Texte à lire:
<<<<

Par Janice Schnake Greene

Traduction par Marie-Caroline Braud

Manquant d’expériences de vie en plein air, nombre d’étudiants se sentent nerveux ou mal à l’aise dans la nature car cela leur semble inhabituel. Mes étudiants à la faculté me rappellent encore et toujours qu’ils ont ce sentiment d’aliénation et d’inconfort en plein air. Ils sont nombreux à ne pas vouloir que le cours ait lieu en extérieur, ils ne veulent surtout pas partir pour une journée d’étude dans des zones naturelles. Les bébêtes de l’extérieur (ex: sumac vénéneux, moustiques, tiques) les inquiètent et ils semblent ne pas avoir conscience de la multitude d’autres organismes qui vivent dehors. Dans “The Last Child in the Wood” (Le Dernier Enfant dans les Bois) Richard Louv cite une étude britannique de 2002 selon laquelle “ l’adolescent moyen de 18 ans est plus à même de reconnaître les personnages du jeu de cartes japonais Pokemon, que les espèces endogènes qui vivent dans sa communauté; Pikachu, Chrysacier et Grodoudou sont des noms qui lui sont plus familiers que loutre, scarabée ou chêne”2.

En tant qu’éducateurs, il est très important que nous aidions les étudiants à faire l’expérience, voir à apprécier la vie en plein air. Si l’opportunité leur est donnée d’observer les plantes et les animaux, et de développer une compréhension des relations et des processus qui existent dans la nature, il devient plus probable qu’ils souhaitent à l’avenir protéger la Terre. Aldo Leopold et d’autres ont appelé cet apprentissage “lire le paysage”3, une autre façon de le dire serait l’apprentissage de “l’histoire de la terre”4. Les cours de lecture du paysage peuvent s’intégrer aux programmes d’éducation, dans la mesure où cela rejoint le programme officiel et ne nécessite pas un grand volume horaire ou de préparation. Voici quelques activités que je réalise avec des groupes de tous âges, de l’école élémentaire à l’université.

Lire le paysage

Cette activité stimule la créativité et la compréhension des relations existantes dans la nature en aidant les étudiants à développer la capacité d’observer le monde naturel et de poser des questions sur les choses qu’ils ne comprennent pas. Je donne à chaque étudiant une carte plastifiée, ainsi qu’un marqueur effaçable sec. Nous marchons dehors en groupe, et on demande aux étudiants d’observer autour d’eux au fur et à mesure de la promenade et de formuler une question en lien avec une de leur observation. Auparavant, je leur expose ce qu’est une bonne question – c’est à dire, une question à laquelle on ne répond pas par oui ou par non, du type “Qu’est-ce que c’est?”. Je veux qu’ils pensent à des questions qui ont trait aux relations: par exemple, Pourquoi est-ce que des plantes poussent sous un arbre et pas sous un autre? Ou quelles effets, si effets il y a, ce puceron a-t-il sur cet arbre?

>>>>

Consigne:
Recopiez le passage du texte sur l'apprentissage en plein air compris entre « En tant qu’éducateurs, il » et « élémentaire à l’université. », ces deux extrémités incluses. Les enregistrements proviennent d'une autre source que le texte.

Enregistrements extraits:
<<<<

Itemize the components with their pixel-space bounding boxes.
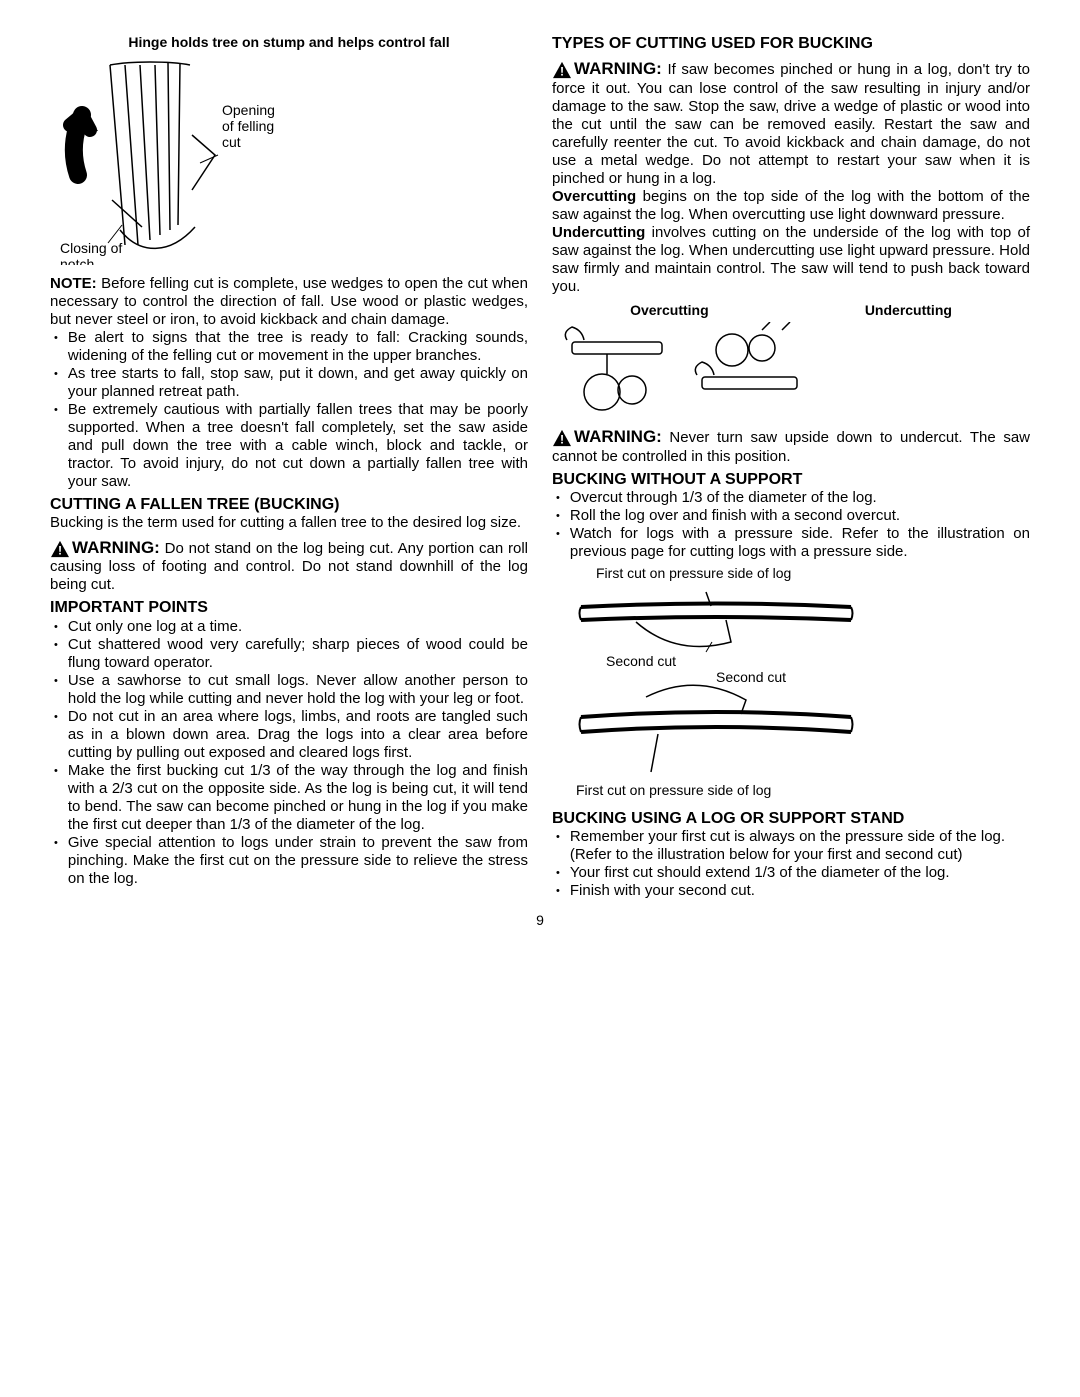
label-undercutting: Undercutting	[865, 302, 952, 319]
heading-cutting-fallen: CUTTING A FALLEN TREE (BUCKING)	[50, 495, 528, 514]
warning-icon: !	[552, 61, 572, 79]
warning-1: !WARNING: Do not stand on the log being …	[50, 538, 528, 594]
no-support-list: Overcut through 1/3 of the diameter of t…	[552, 489, 1030, 561]
warning-icon: !	[552, 429, 572, 447]
warning-3: !WARNING: Never turn saw upside down to …	[552, 427, 1030, 465]
list-item: Use a sawhorse to cut small logs. Never …	[50, 672, 528, 708]
list-item: Be extremely cautious with partially fal…	[50, 401, 528, 491]
list-item: Your first cut should extend 1/3 of the …	[552, 864, 1030, 882]
pressure-side-illustration: Second cut Second cut	[576, 582, 856, 782]
note-text: Before felling cut is complete, use wedg…	[50, 275, 528, 328]
fig3-label-top: First cut on pressure side of log	[576, 565, 1030, 582]
warning-text: If saw becomes pinched or hung in a log,…	[552, 61, 1030, 186]
warning-label: WARNING:	[72, 538, 160, 557]
important-points-list: Cut only one log at a time. Cut shattere…	[50, 618, 528, 888]
list-item: As tree starts to fall, stop saw, put it…	[50, 365, 528, 401]
note-paragraph: NOTE: Before felling cut is complete, us…	[50, 275, 528, 329]
svg-text:!: !	[58, 544, 62, 558]
list-item: Watch for logs with a pressure side. Ref…	[552, 525, 1030, 561]
undercutting-label: Undercutting	[552, 224, 645, 241]
fig3-label-bottom: First cut on pressure side of log	[576, 782, 1030, 799]
list-item: Cut shattered wood very carefully; sharp…	[50, 636, 528, 672]
list-item: Overcut through 1/3 of the diameter of t…	[552, 489, 1030, 507]
list-item: Remember your first cut is always on the…	[552, 828, 1030, 864]
list-item: Make the first bucking cut 1/3 of the wa…	[50, 762, 528, 834]
fig3-second-1: Second cut	[606, 653, 676, 669]
hinge-illustration: Openingof fellingcut Closing ofnotch	[50, 55, 300, 265]
warning-icon: !	[50, 540, 70, 558]
heading-important-points: IMPORTANT POINTS	[50, 598, 528, 617]
list-item: Do not cut in an area where logs, limbs,…	[50, 708, 528, 762]
list-item: Give special attention to logs under str…	[50, 834, 528, 888]
heading-bucking-support: BUCKING USING A LOG OR SUPPORT STAND	[552, 809, 1030, 828]
list-item: Cut only one log at a time.	[50, 618, 528, 636]
page-number: 9	[50, 912, 1030, 929]
figure-cutting-types	[552, 322, 1030, 417]
fig3-second-2: Second cut	[716, 669, 786, 685]
list-item: Roll the log over and finish with a seco…	[552, 507, 1030, 525]
overcutting-desc: Overcutting begins on the top side of th…	[552, 188, 1030, 224]
label-overcutting: Overcutting	[630, 302, 709, 319]
warning-2: ! WARNING: If saw becomes pinched or hung…	[552, 59, 1030, 187]
list-item: Finish with your second cut.	[552, 882, 1030, 900]
list-item: Be alert to signs that the tree is ready…	[50, 329, 528, 365]
label-opening: Openingof fellingcut	[222, 102, 275, 150]
label-closing: Closing ofnotch	[60, 240, 122, 265]
figure-pressure-side: First cut on pressure side of log Second…	[552, 565, 1030, 799]
bucking-intro: Bucking is the term used for cutting a f…	[50, 514, 528, 532]
cut-labels-row: Overcutting Undercutting	[552, 302, 1030, 319]
fig1-caption: Hinge holds tree on stump and helps cont…	[50, 34, 528, 51]
cutting-types-illustration	[552, 322, 812, 417]
svg-text:!: !	[560, 65, 564, 79]
heading-bucking-no-support: BUCKING WITHOUT A SUPPORT	[552, 470, 1030, 489]
svg-text:!: !	[560, 433, 564, 447]
warning-label: WARNING:	[574, 59, 662, 78]
right-column: TYPES OF CUTTING USED FOR BUCKING ! WARNI…	[552, 30, 1030, 900]
figure-hinge: Hinge holds tree on stump and helps cont…	[50, 34, 528, 265]
left-column: Hinge holds tree on stump and helps cont…	[50, 30, 528, 900]
heading-types-cutting: TYPES OF CUTTING USED FOR BUCKING	[552, 34, 1030, 53]
note-label: NOTE:	[50, 275, 97, 292]
overcutting-label: Overcutting	[552, 188, 636, 205]
signs-list: Be alert to signs that the tree is ready…	[50, 329, 528, 491]
undercutting-desc: Undercutting involves cutting on the und…	[552, 224, 1030, 296]
warning-label: WARNING:	[574, 427, 662, 446]
support-list: Remember your first cut is always on the…	[552, 828, 1030, 900]
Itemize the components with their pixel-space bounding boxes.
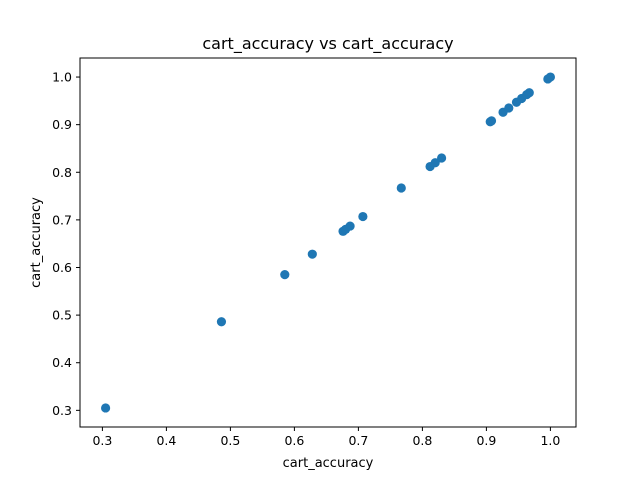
data-point [396,183,406,193]
x-tick-label: 0.9 [476,433,496,448]
x-axis-label: cart_accuracy [283,456,374,471]
y-tick-label: 0.6 [52,260,72,275]
y-tick-label: 0.7 [52,212,72,227]
data-point [358,211,368,222]
data-point [504,103,514,113]
data-point [430,158,440,168]
y-tick-label: 0.3 [52,403,72,418]
data-point [307,249,317,259]
x-tick-label: 1.0 [540,433,560,448]
y-tick-label: 0.5 [52,308,72,323]
plot-area-frame [79,57,577,428]
data-point [524,88,534,98]
x-tick-label: 0.4 [156,433,176,448]
chart-title: cart_accuracy vs cart_accuracy [202,34,453,54]
data-point [437,153,447,163]
data-point [101,403,111,413]
x-tick-label: 0.8 [412,433,432,448]
x-axis-ticks: 0.3 0.4 0.5 0.6 0.7 0.8 0.9 1.0 [92,427,560,448]
y-tick-label: 0.4 [52,355,72,370]
data-point [545,72,556,82]
y-tick-label: 0.9 [52,117,72,132]
data-point [345,221,355,231]
y-axis-label: cart_accuracy [29,197,44,288]
data-point [486,116,497,126]
data-point [216,317,227,327]
x-tick-label: 0.5 [220,433,240,448]
y-tick-label: 1.0 [52,70,72,85]
y-tick-label: 0.8 [52,165,72,180]
y-axis-ticks: 0.3 0.4 0.5 0.6 0.7 0.8 0.9 1.0 [52,70,80,418]
x-tick-label: 0.6 [284,433,304,448]
x-tick-label: 0.3 [92,433,112,448]
x-tick-label: 0.7 [348,433,368,448]
data-point [280,270,290,280]
data-points [101,72,556,413]
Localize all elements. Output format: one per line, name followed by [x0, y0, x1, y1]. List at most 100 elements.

>>>>

Réponse attendue:
En tant qu’éducateurs, il est très important que nous aidions les étudiants à faire l’expérience, voir à apprécier la vie en plein air. Si l’opportunité leur est donnée d’observer les plantes et les animaux, et de développer une compréhension des relations et des processus qui existent dans la nature, il devient plus probable qu’ils souhaitent à l’avenir protéger la Terre. Aldo Leopold et d’autres ont appelé cet apprentissage “lire le paysage”3, une autre façon de le dire serait l’apprentissage de “l’histoire de la terre”4. Les cours de lecture du paysage peuvent s’intégrer aux programmes d’éducation, dans la mesure où cela rejoint le programme officiel et ne nécessite pas un grand volume horaire ou de préparation. Voici quelques activités que je réalise avec des groupes de tous âges, de l’école élémentaire à l’université.